WHAT IS REQUIRED: Looking at the listing beneath, work out how many lines hold "التي" and report only that figure.

[Entries taken from a collection]
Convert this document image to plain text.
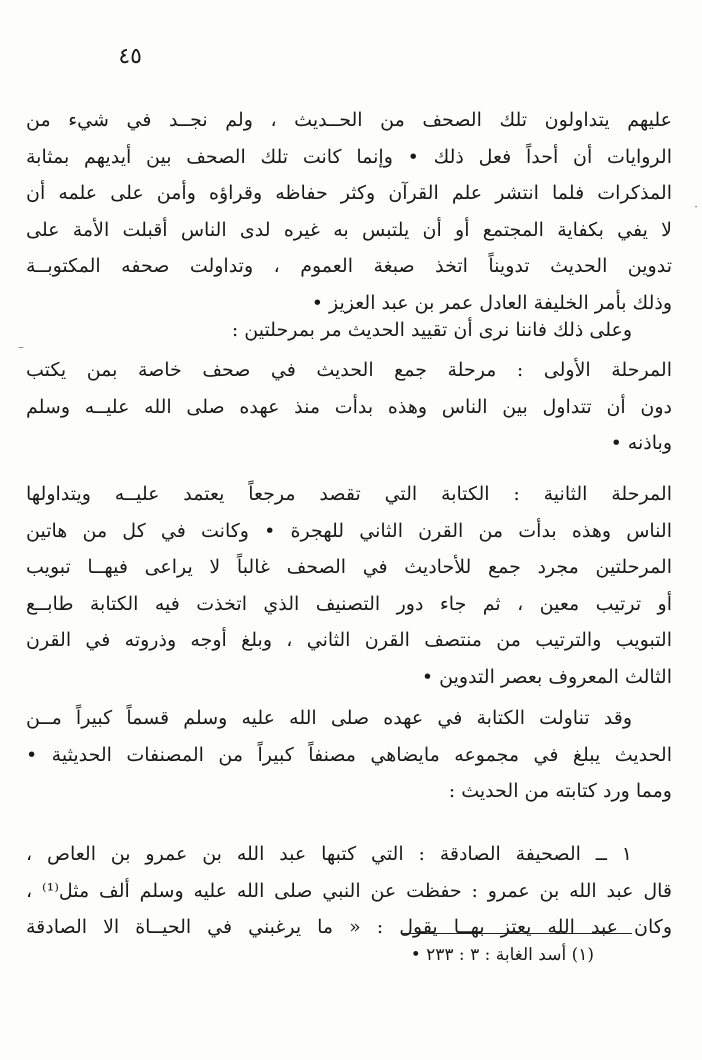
٤٥
عليهم يتداولون تلك الصحف من الحــديث ، ولم نجــد في شيء من
الروايات أن أحداً فعل ذلك • وإنما كانت تلك الصحف بين أيديهم بمثابة
المذكرات فلما انتشر علم القرآن وكثر حفاظه وقراؤه وأمن على علمه أن
لا يفي بكفاية المجتمع أو أن يلتبس به غيره لدى الناس أقبلت الأمة على
تدوين الحديث تدويناً اتخذ صبغة العموم ، وتداولت صحفه المكتوبــة
وذلك بأمر الخليفة العادل عمر بن عبد العزيز •
وعلى ذلك فاننا نرى أن تقييد الحديث مر بمرحلتين :
المرحلة الأولى : مرحلة جمع الحديث في صحف خاصة بمن يكتب
دون أن تتداول بين الناس وهذه بدأت منذ عهده صلى الله عليــه وسلم
وباذنه •
المرحلة الثانية : الكتابة التي تقصد مرجعاً يعتمد عليــه ويتداولها
الناس وهذه بدأت من القرن الثاني للهجرة • وكانت في كل من هاتين
المرحلتين مجرد جمع للأحاديث في الصحف غالباً لا يراعى فيهــا تبويب
أو ترتيب معين ، ثم جاء دور التصنيف الذي اتخذت فيه الكتابة طابــع
التبويب والترتيب من منتصف القرن الثاني ، وبلغ أوجه وذروته في القرن
الثالث المعروف بعصر التدوين •
وقد تناولت الكتابة في عهده صلى الله عليه وسلم قسماً كبيراً مــن
الحديث يبلغ في مجموعه مايضاهي مصنفاً كبيراً من المصنفات الحديثية •
ومما ورد كتابته من الحديث :
١ ــ الصحيفة الصادقة : التي كتبها عبد الله بن عمرو بن العاص ،
قال عبد الله بن عمرو : حفظت عن النبي صلى الله عليه وسلم ألف مثل⁽¹⁾ ،
وكان عبد الله يعتز بهــا يقول : « ما يرغبني في الحيــاة الا الصادقة
(١) أسد الغابة : ٣ : ٢٣٣ •
–
·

ANSWER TO THIS TASK: 2